Pictures within the data are to be left out; everything else must be reproduced exactly.

──────────────────────────────

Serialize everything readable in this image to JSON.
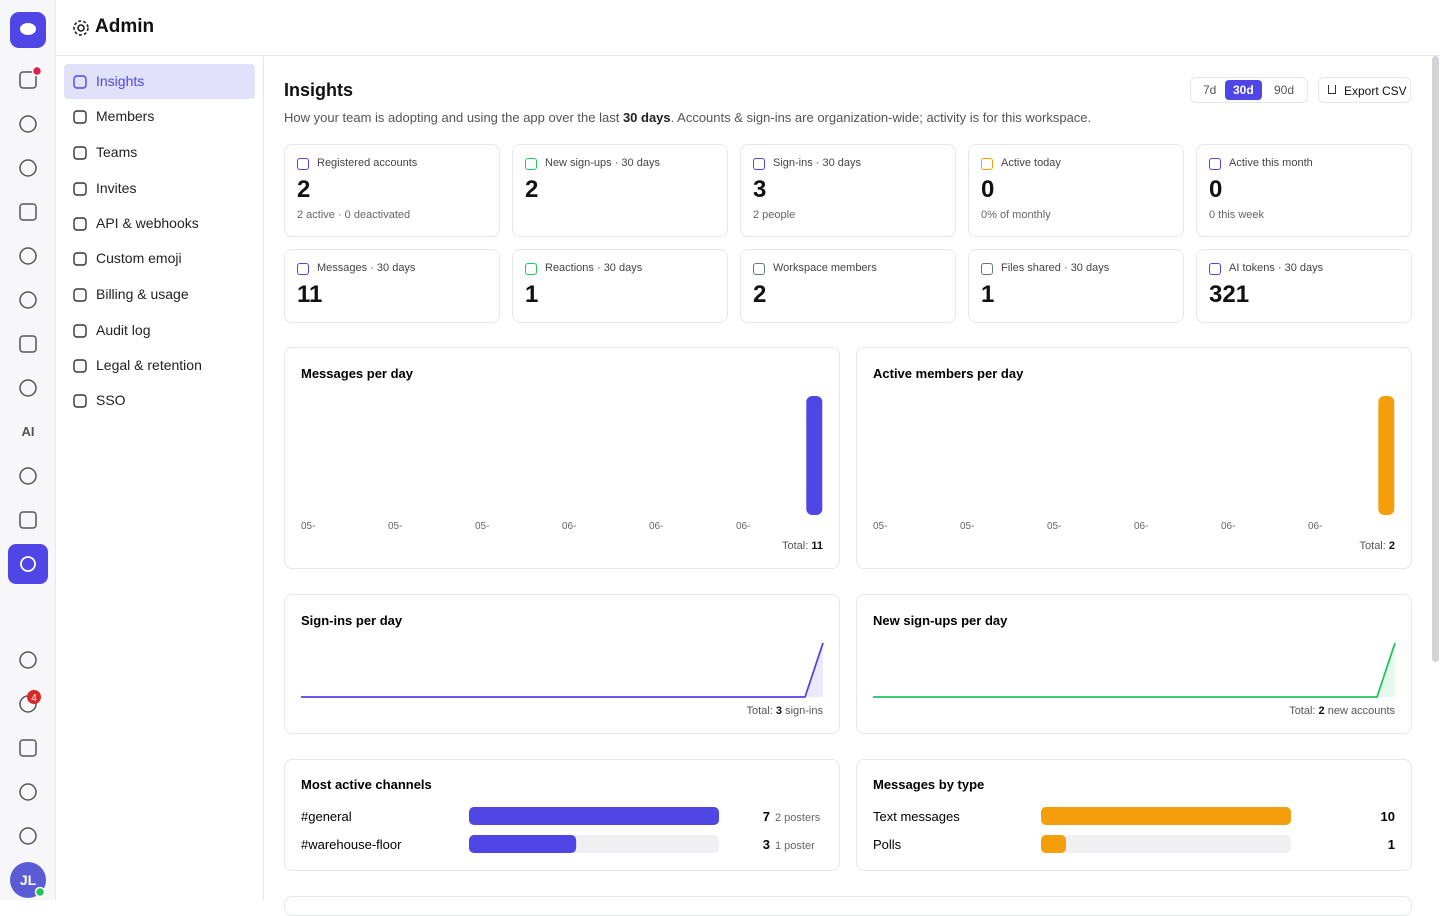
{
  "header": {
    "title": "Admin"
  },
  "rail": {
    "ai": "AI",
    "badge": "4",
    "avatar": "JL"
  },
  "nav": {
    "items": [
      "Insights",
      "Members",
      "Teams",
      "Invites",
      "API & webhooks",
      "Custom emoji",
      "Billing & usage",
      "Audit log",
      "Legal & retention",
      "SSO"
    ],
    "active": 0
  },
  "page": {
    "title": "Insights",
    "subtitle": [
      "How your team is adopting and using the app over the last ",
      "30 days",
      ". Accounts & sign-ins are organization-wide; activity is for this workspace."
    ],
    "ranges": [
      "7d",
      "30d",
      "90d"
    ],
    "active_range": 1,
    "export": "Export CSV"
  },
  "stats": [
    {
      "label": "Registered accounts",
      "value": "2",
      "note": "2 active · 0 deactivated",
      "color": "#4f46e5"
    },
    {
      "label": "New sign-ups · 30 days",
      "value": "2",
      "color": "#22c55e"
    },
    {
      "label": "Sign-ins · 30 days",
      "value": "3",
      "note": "2 people",
      "color": "#4f46e5"
    },
    {
      "label": "Active today",
      "value": "0",
      "note": "0% of monthly",
      "color": "#f59e0b"
    },
    {
      "label": "Active this month",
      "value": "0",
      "note": "0 this week",
      "color": "#4f46e5"
    },
    {
      "label": "Messages · 30 days",
      "value": "11",
      "color": "#4f46e5"
    },
    {
      "label": "Reactions · 30 days",
      "value": "1",
      "color": "#22c55e"
    },
    {
      "label": "Workspace members",
      "value": "2",
      "color": "#6b7280"
    },
    {
      "label": "Files shared · 30 days",
      "value": "1",
      "color": "#6b7280"
    },
    {
      "label": "AI tokens · 30 days",
      "value": "321",
      "color": "#4f46e5"
    }
  ],
  "charts": [
    {
      "type": "bar",
      "title": "Messages per day",
      "x_labels": [
        "05-",
        "05-",
        "05-",
        "06-",
        "06-",
        "06-"
      ],
      "color": "#4f46e5",
      "total_label": "Total:",
      "total": 11,
      "values": [
        0,
        0,
        0,
        0,
        0,
        0,
        0,
        0,
        0,
        0,
        0,
        0,
        0,
        0,
        0,
        0,
        0,
        0,
        0,
        0,
        0,
        0,
        0,
        0,
        0,
        0,
        0,
        0,
        0,
        11
      ]
    },
    {
      "type": "bar",
      "title": "Active members per day",
      "x_labels": [
        "05-",
        "05-",
        "05-",
        "06-",
        "06-",
        "06-"
      ],
      "color": "#f59e0b",
      "total_label": "Total:",
      "total": 2,
      "values": [
        0,
        0,
        0,
        0,
        0,
        0,
        0,
        0,
        0,
        0,
        0,
        0,
        0,
        0,
        0,
        0,
        0,
        0,
        0,
        0,
        0,
        0,
        0,
        0,
        0,
        0,
        0,
        0,
        0,
        2
      ]
    },
    {
      "type": "line",
      "title": "Sign-ins per day",
      "color": "#4f46e5",
      "total_label": "Total:",
      "total": 3,
      "total_unit": "sign-ins",
      "values": [
        0,
        0,
        0,
        0,
        0,
        0,
        0,
        0,
        0,
        0,
        0,
        0,
        0,
        0,
        0,
        0,
        0,
        0,
        0,
        0,
        0,
        0,
        0,
        0,
        0,
        0,
        0,
        0,
        0,
        3
      ]
    },
    {
      "type": "line",
      "title": "New sign-ups per day",
      "color": "#22c55e",
      "total_label": "Total:",
      "total": 2,
      "total_unit": "new accounts",
      "values": [
        0,
        0,
        0,
        0,
        0,
        0,
        0,
        0,
        0,
        0,
        0,
        0,
        0,
        0,
        0,
        0,
        0,
        0,
        0,
        0,
        0,
        0,
        0,
        0,
        0,
        0,
        0,
        0,
        0,
        2
      ]
    }
  ],
  "rankings": [
    {
      "title": "Most active channels",
      "color": "#4f46e5",
      "rows": [
        {
          "name": "#general",
          "value": 7,
          "note": "2 posters"
        },
        {
          "name": "#warehouse-floor",
          "value": 3,
          "note": "1 poster"
        }
      ]
    },
    {
      "title": "Messages by type",
      "color": "#f59e0b",
      "rows": [
        {
          "name": "Text messages",
          "value": 10
        },
        {
          "name": "Polls",
          "value": 1
        }
      ]
    }
  ]
}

──────────────────────────────

# RESPONSE FOR THIS EXERCISE
Serialize everything readable in this image to JSON.
{
  "header": {
    "title": "Admin"
  },
  "rail": {
    "ai": "AI",
    "badge": "4",
    "avatar": "JL"
  },
  "nav": {
    "items": [
      "Insights",
      "Members",
      "Teams",
      "Invites",
      "API & webhooks",
      "Custom emoji",
      "Billing & usage",
      "Audit log",
      "Legal & retention",
      "SSO"
    ],
    "active": 0
  },
  "page": {
    "title": "Insights",
    "subtitle": [
      "How your team is adopting and using the app over the last ",
      "30 days",
      ". Accounts & sign-ins are organization-wide; activity is for this workspace."
    ],
    "ranges": [
      "7d",
      "30d",
      "90d"
    ],
    "active_range": 1,
    "export": "Export CSV"
  },
  "stats": [
    {
      "label": "Registered accounts",
      "value": "2",
      "note": "2 active · 0 deactivated",
      "color": "#4f46e5"
    },
    {
      "label": "New sign-ups · 30 days",
      "value": "2",
      "color": "#22c55e"
    },
    {
      "label": "Sign-ins · 30 days",
      "value": "3",
      "note": "2 people",
      "color": "#4f46e5"
    },
    {
      "label": "Active today",
      "value": "0",
      "note": "0% of monthly",
      "color": "#f59e0b"
    },
    {
      "label": "Active this month",
      "value": "0",
      "note": "0 this week",
      "color": "#4f46e5"
    },
    {
      "label": "Messages · 30 days",
      "value": "11",
      "color": "#4f46e5"
    },
    {
      "label": "Reactions · 30 days",
      "value": "1",
      "color": "#22c55e"
    },
    {
      "label": "Workspace members",
      "value": "2",
      "color": "#6b7280"
    },
    {
      "label": "Files shared · 30 days",
      "value": "1",
      "color": "#6b7280"
    },
    {
      "label": "AI tokens · 30 days",
      "value": "321",
      "color": "#4f46e5"
    }
  ],
  "charts": [
    {
      "type": "bar",
      "title": "Messages per day",
      "x_labels": [
        "05-",
        "05-",
        "05-",
        "06-",
        "06-",
        "06-"
      ],
      "color": "#4f46e5",
      "total_label": "Total:",
      "total": 11,
      "values": [
        0,
        0,
        0,
        0,
        0,
        0,
        0,
        0,
        0,
        0,
        0,
        0,
        0,
        0,
        0,
        0,
        0,
        0,
        0,
        0,
        0,
        0,
        0,
        0,
        0,
        0,
        0,
        0,
        0,
        11
      ]
    },
    {
      "type": "bar",
      "title": "Active members per day",
      "x_labels": [
        "05-",
        "05-",
        "05-",
        "06-",
        "06-",
        "06-"
      ],
      "color": "#f59e0b",
      "total_label": "Total:",
      "total": 2,
      "values": [
        0,
        0,
        0,
        0,
        0,
        0,
        0,
        0,
        0,
        0,
        0,
        0,
        0,
        0,
        0,
        0,
        0,
        0,
        0,
        0,
        0,
        0,
        0,
        0,
        0,
        0,
        0,
        0,
        0,
        2
      ]
    },
    {
      "type": "line",
      "title": "Sign-ins per day",
      "color": "#4f46e5",
      "total_label": "Total:",
      "total": 3,
      "total_unit": "sign-ins",
      "values": [
        0,
        0,
        0,
        0,
        0,
        0,
        0,
        0,
        0,
        0,
        0,
        0,
        0,
        0,
        0,
        0,
        0,
        0,
        0,
        0,
        0,
        0,
        0,
        0,
        0,
        0,
        0,
        0,
        0,
        3
      ]
    },
    {
      "type": "line",
      "title": "New sign-ups per day",
      "color": "#22c55e",
      "total_label": "Total:",
      "total": 2,
      "total_unit": "new accounts",
      "values": [
        0,
        0,
        0,
        0,
        0,
        0,
        0,
        0,
        0,
        0,
        0,
        0,
        0,
        0,
        0,
        0,
        0,
        0,
        0,
        0,
        0,
        0,
        0,
        0,
        0,
        0,
        0,
        0,
        0,
        2
      ]
    }
  ],
  "rankings": [
    {
      "title": "Most active channels",
      "color": "#4f46e5",
      "rows": [
        {
          "name": "#general",
          "value": 7,
          "note": "2 posters"
        },
        {
          "name": "#warehouse-floor",
          "value": 3,
          "note": "1 poster"
        }
      ]
    },
    {
      "title": "Messages by type",
      "color": "#f59e0b",
      "rows": [
        {
          "name": "Text messages",
          "value": 10
        },
        {
          "name": "Polls",
          "value": 1
        }
      ]
    }
  ]
}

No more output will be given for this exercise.